## Excerpted text
++++++++++
But whence came all these crazy rhymes?
Almost everything you need to know on that score can be found in the Opies’ magisterial Oxford Dictionary of Nursery Rhymes. While acknowledging the true origins in the sung or spoken word, they point to a little book that was first published in 1744 as the begetter of the print tradition of the English nursery rhyme: Tommy Thumb’s Pretty Song-Book. This I have, rather more than once, described as the Gutenberg Bible of children’s literature, and since its treatment in the above-mentioned Oxford Companion is a disgrace, it may be worth offering a justification for the claim.
Unlike the Gutenberg Bible
Tommy Thumb was not a very big book – its pages measured about 8 x 5 centimetres – and similarly its two volumes have not survived so well. Its first volume has vanished entirely and its second is known in only two examples. Nevertheless the character and contents of that volume are magical – and the more so since it was published at the very start of serious trading in children’s books. It consists of just 38 nursery rhymes, each with an etched illustration, and many will still be found in Lavender’s Blue and its like – although I don’t think that all will pass muster today, such as:
Blackamoor,Taunymoor,
Suck a Bubby.
Your Father’s a Cuckold,
Your Mother told me
Furthermore, like its ancient predecessor, it is a novelty of the printer’s art. It is designed to be printed on an etching press, but the letters for the words are not engraved on the plates but stamped in with metal punches and then, at the press, half the plates were printed in black ink and half in red so that the colours alternate as you turn the pages – a delight wholly in keeping with the spirit of fun that imbues the whole exercise.
And the revolution implicit
in that venture can now be seen to be more widespread than was thought. For, thanks to the digitising of eighteenth century newspapers and their advertisements, it is now possible to posit that Tommy Thumb was only the first of a quantity of similar publishing high jinks. Throughout these early years children were being offered rhymes, riddles, pictorial alphabets (often in the black/red printing combinations) which may disabuse some who think that Morality ruled the market from the start. The trouble is that, as occurred with the lost Volume I, it was all too popular for its own survival.
Brian Alderson is founder of the Children’s Books History Society and a former Children’s Books Editor for The Times. In 2013 he collaborated with Andrea Immel on a study, Nurse Lovechild’s Legacy, which included three facsimiles to reveal the hitherto unremarked background to these early rhyme books under the general title Tommy Thumb’s Pretty Song-Book (Los Angeles: Cotsen Occasional Press). They also speculated on the possible contents of the lost Volume I.
Elizabeth Hammill’s Over the Hills and Far Away is published by Frances Lincoln, 978-1-8478-0406-8, £14.99.
++++++++++
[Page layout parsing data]
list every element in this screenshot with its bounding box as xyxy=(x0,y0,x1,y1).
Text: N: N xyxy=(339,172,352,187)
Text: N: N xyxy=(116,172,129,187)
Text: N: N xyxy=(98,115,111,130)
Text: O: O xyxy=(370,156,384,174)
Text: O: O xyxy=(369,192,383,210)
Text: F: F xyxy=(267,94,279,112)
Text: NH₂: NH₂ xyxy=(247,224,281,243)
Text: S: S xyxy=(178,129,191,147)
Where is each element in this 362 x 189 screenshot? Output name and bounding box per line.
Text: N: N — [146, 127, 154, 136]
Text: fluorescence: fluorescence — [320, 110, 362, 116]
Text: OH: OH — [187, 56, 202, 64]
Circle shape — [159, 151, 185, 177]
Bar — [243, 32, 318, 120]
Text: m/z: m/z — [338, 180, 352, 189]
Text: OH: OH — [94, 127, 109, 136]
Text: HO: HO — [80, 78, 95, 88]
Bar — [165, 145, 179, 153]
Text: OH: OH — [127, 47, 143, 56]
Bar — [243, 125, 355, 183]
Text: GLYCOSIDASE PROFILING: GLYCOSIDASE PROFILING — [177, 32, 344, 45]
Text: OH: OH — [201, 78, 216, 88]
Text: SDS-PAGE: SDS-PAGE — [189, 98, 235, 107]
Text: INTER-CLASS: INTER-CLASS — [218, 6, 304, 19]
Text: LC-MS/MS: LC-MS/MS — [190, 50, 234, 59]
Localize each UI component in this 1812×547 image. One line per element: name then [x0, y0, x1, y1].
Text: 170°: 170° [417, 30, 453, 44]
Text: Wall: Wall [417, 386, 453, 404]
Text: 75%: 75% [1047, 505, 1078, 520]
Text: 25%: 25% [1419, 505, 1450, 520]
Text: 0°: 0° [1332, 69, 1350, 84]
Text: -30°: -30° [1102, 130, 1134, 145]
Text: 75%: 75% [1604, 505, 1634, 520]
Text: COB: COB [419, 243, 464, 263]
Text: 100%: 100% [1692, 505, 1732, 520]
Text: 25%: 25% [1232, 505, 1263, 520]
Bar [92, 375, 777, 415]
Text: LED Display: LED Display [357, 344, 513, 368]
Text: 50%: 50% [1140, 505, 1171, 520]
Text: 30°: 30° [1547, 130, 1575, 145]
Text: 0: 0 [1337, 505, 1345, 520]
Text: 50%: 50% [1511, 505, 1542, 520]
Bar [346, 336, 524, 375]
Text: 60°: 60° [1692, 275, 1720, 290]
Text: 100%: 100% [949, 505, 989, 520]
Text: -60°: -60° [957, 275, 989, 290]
++++++++++
## Problem to solve
Using the excerpt on nursery rhymes, answer these:
(a) In what year was Tommy Thumb's Pretty Song-Book first published?
(b) How many nursery rhymes does the surviving volume contain?
(c) In what year did Brian Alderson work with Andrea Immel on Nurse Lovechild's Legacy?

## Response for this exercise
(a) 1744
(b) 38
(c) 2013